### Exercise aim
Return the whole listing, keeping every character the same.

### Records to process

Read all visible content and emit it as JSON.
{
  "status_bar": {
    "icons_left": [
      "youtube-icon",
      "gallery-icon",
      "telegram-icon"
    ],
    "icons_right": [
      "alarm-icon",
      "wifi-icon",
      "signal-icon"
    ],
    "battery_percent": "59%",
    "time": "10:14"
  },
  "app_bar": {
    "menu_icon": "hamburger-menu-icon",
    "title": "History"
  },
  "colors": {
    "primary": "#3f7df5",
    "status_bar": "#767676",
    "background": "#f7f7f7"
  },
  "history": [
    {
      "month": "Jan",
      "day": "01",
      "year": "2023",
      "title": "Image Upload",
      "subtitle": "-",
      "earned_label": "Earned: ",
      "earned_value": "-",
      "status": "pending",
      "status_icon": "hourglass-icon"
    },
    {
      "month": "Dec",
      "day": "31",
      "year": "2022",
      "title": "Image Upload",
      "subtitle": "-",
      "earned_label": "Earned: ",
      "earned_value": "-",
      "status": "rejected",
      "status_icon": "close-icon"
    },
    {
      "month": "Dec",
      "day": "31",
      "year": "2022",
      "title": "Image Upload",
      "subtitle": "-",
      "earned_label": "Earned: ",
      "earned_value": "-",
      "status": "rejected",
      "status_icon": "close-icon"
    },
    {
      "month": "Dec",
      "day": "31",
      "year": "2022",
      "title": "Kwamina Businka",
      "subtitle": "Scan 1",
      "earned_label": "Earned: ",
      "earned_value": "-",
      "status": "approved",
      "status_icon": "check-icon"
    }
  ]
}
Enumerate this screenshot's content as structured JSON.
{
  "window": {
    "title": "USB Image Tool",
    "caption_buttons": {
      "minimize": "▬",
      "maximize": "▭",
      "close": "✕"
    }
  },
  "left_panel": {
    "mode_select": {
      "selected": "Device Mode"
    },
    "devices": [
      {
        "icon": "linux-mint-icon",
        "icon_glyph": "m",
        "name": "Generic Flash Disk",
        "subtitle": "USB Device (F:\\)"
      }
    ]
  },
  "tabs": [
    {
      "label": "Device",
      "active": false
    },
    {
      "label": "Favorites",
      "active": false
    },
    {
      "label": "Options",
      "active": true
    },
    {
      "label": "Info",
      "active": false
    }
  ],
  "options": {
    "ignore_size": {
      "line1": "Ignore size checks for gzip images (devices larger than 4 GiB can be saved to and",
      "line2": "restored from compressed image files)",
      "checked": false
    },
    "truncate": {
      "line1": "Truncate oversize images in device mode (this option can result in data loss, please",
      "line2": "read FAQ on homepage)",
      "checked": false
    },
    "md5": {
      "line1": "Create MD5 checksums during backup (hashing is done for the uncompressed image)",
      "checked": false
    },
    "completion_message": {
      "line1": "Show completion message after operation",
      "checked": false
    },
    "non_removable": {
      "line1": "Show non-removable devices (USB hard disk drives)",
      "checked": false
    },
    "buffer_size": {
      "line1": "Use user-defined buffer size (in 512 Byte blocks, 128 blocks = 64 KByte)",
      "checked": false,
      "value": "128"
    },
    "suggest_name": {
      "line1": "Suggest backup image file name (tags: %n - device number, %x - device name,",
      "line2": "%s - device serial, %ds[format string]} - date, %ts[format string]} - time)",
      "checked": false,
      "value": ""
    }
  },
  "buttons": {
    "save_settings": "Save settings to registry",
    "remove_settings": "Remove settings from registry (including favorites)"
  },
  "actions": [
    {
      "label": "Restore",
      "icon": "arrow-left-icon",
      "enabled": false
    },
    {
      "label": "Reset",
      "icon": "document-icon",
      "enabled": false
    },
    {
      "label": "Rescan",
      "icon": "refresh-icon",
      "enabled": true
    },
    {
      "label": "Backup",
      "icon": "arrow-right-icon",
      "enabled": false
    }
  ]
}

### Exercise answer
Read all visible content and emit it as JSON.
{
  "status_bar": {
    "icons_left": [
      "youtube-icon",
      "gallery-icon",
      "telegram-icon"
    ],
    "icons_right": [
      "alarm-icon",
      "wifi-icon",
      "signal-icon"
    ],
    "battery_percent": "59%",
    "time": "10:14"
  },
  "app_bar": {
    "menu_icon": "hamburger-menu-icon",
    "title": "History"
  },
  "colors": {
    "primary": "#3f7df5",
    "status_bar": "#767676",
    "background": "#f7f7f7"
  },
  "history": [
    {
      "month": "Jan",
      "day": "01",
      "year": "2023",
      "title": "Image Upload",
      "subtitle": "-",
      "earned_label": "Earned: ",
      "earned_value": "-",
      "status": "pending",
      "status_icon": "hourglass-icon"
    },
    {
      "month": "Dec",
      "day": "31",
      "year": "2022",
      "title": "Image Upload",
      "subtitle": "-",
      "earned_label": "Earned: ",
      "earned_value": "-",
      "status": "rejected",
      "status_icon": "close-icon"
    },
    {
      "month": "Dec",
      "day": "31",
      "year": "2022",
      "title": "Image Upload",
      "subtitle": "-",
      "earned_label": "Earned: ",
      "earned_value": "-",
      "status": "rejected",
      "status_icon": "close-icon"
    },
    {
      "month": "Dec",
      "day": "31",
      "year": "2022",
      "title": "Kwamina Businka",
      "subtitle": "Scan 1",
      "earned_label": "Earned: ",
      "earned_value": "-",
      "status": "approved",
      "status_icon": "check-icon"
    }
  ]
}
Enumerate this screenshot's content as structured JSON.
{
  "window": {
    "title": "USB Image Tool",
    "caption_buttons": {
      "minimize": "▬",
      "maximize": "▭",
      "close": "✕"
    }
  },
  "left_panel": {
    "mode_select": {
      "selected": "Device Mode"
    },
    "devices": [
      {
        "icon": "linux-mint-icon",
        "icon_glyph": "m",
        "name": "Generic Flash Disk",
        "subtitle": "USB Device (F:\\)"
      }
    ]
  },
  "tabs": [
    {
      "label": "Device",
      "active": false
    },
    {
      "label": "Favorites",
      "active": false
    },
    {
      "label": "Options",
      "active": true
    },
    {
      "label": "Info",
      "active": false
    }
  ],
  "options": {
    "ignore_size": {
      "line1": "Ignore size checks for gzip images (devices larger than 4 GiB can be saved to and",
      "line2": "restored from compressed image files)",
      "checked": false
    },
    "truncate": {
      "line1": "Truncate oversize images in device mode (this option can result in data loss, please",
      "line2": "read FAQ on homepage)",
      "checked": false
    },
    "md5": {
      "line1": "Create MD5 checksums during backup (hashing is done for the uncompressed image)",
      "checked": false
    },
    "completion_message": {
      "line1": "Show completion message after operation",
      "checked": false
    },
    "non_removable": {
      "line1": "Show non-removable devices (USB hard disk drives)",
      "checked": false
    },
    "buffer_size": {
      "line1": "Use user-defined buffer size (in 512 Byte blocks, 128 blocks = 64 KByte)",
      "checked": false,
      "value": "128"
    },
    "suggest_name": {
      "line1": "Suggest backup image file name (tags: %n - device number, %x - device name,",
      "line2": "%s - device serial, %ds[format string]} - date, %ts[format string]} - time)",
      "checked": false,
      "value": ""
    }
  },
  "buttons": {
    "save_settings": "Save settings to registry",
    "remove_settings": "Remove settings from registry (including favorites)"
  },
  "actions": [
    {
      "label": "Restore",
      "icon": "arrow-left-icon",
      "enabled": false
    },
    {
      "label": "Reset",
      "icon": "document-icon",
      "enabled": false
    },
    {
      "label": "Rescan",
      "icon": "refresh-icon",
      "enabled": true
    },
    {
      "label": "Backup",
      "icon": "arrow-right-icon",
      "enabled": false
    }
  ]
}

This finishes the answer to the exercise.